§ **Aim of the task**
Identify each line holding the string "不符合题意" and copy it.

§ **Records for the task**
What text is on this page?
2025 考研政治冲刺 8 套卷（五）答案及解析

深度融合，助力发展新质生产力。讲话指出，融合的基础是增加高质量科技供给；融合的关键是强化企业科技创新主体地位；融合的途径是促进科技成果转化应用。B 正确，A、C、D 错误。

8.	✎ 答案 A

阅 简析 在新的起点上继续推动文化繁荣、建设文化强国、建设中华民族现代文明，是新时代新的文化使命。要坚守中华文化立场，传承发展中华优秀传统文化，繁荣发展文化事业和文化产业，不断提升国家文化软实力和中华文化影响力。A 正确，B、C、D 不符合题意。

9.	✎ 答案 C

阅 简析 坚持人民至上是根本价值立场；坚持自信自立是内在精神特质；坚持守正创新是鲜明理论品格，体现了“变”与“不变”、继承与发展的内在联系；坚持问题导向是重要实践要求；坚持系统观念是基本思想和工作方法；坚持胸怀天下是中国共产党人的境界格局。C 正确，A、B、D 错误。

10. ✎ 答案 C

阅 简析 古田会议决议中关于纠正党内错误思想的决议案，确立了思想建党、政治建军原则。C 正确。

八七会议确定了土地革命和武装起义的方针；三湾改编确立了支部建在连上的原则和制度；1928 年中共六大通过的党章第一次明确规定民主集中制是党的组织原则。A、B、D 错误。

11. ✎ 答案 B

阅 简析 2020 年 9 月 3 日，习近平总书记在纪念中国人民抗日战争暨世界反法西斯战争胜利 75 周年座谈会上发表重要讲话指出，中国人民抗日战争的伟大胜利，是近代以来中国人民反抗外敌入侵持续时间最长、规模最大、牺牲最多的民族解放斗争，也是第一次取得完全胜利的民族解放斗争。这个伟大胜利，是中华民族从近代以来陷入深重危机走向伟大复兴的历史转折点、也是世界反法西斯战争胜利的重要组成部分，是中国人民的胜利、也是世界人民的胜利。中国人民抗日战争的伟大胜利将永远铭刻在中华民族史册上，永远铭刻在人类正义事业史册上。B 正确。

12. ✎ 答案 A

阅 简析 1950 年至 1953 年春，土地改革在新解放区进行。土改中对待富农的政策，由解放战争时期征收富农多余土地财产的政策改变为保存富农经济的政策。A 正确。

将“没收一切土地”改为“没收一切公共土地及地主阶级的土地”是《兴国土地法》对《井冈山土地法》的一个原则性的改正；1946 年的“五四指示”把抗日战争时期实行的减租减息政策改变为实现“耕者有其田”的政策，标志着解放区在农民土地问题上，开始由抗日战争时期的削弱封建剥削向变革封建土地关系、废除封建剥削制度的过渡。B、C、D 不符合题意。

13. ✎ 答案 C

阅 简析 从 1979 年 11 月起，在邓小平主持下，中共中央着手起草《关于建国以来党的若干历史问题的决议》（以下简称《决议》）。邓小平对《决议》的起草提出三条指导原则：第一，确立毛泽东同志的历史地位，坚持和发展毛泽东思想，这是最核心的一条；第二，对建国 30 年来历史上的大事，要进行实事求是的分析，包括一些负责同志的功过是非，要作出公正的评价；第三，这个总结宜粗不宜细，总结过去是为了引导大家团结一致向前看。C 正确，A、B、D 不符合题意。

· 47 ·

§ **Exercise answer**
阅 简析 在新的起点上继续推动文化繁荣、建设文化强国、建设中华民族现代文明，是新时代新的文化使命。要坚守中华文化立场，传承发展中华优秀传统文化，繁荣发展文化事业和文化产业，不断提升国家文化软实力和中华文化影响力。A 正确，B、C、D 不符合题意。
将“没收一切土地”改为“没收一切公共土地及地主阶级的土地”是《兴国土地法》对《井冈山土地法》的一个原则性的改正；1946 年的“五四指示”把抗日战争时期实行的减租减息政策改变为实现“耕者有其田”的政策，标志着解放区在农民土地问题上，开始由抗日战争时期的削弱封建剥削向变革封建土地关系、废除封建剥削制度的过渡。B、C、D 不符合题意。
阅 简析 从 1979 年 11 月起，在邓小平主持下，中共中央着手起草《关于建国以来党的若干历史问题的决议》（以下简称《决议》）。邓小平对《决议》的起草提出三条指导原则：第一，确立毛泽东同志的历史地位，坚持和发展毛泽东思想，这是最核心的一条；第二，对建国 30 年来历史上的大事，要进行实事求是的分析，包括一些负责同志的功过是非，要作出公正的评价；第三，这个总结宜粗不宜细，总结过去是为了引导大家团结一致向前看。C 正确，A、B、D 不符合题意。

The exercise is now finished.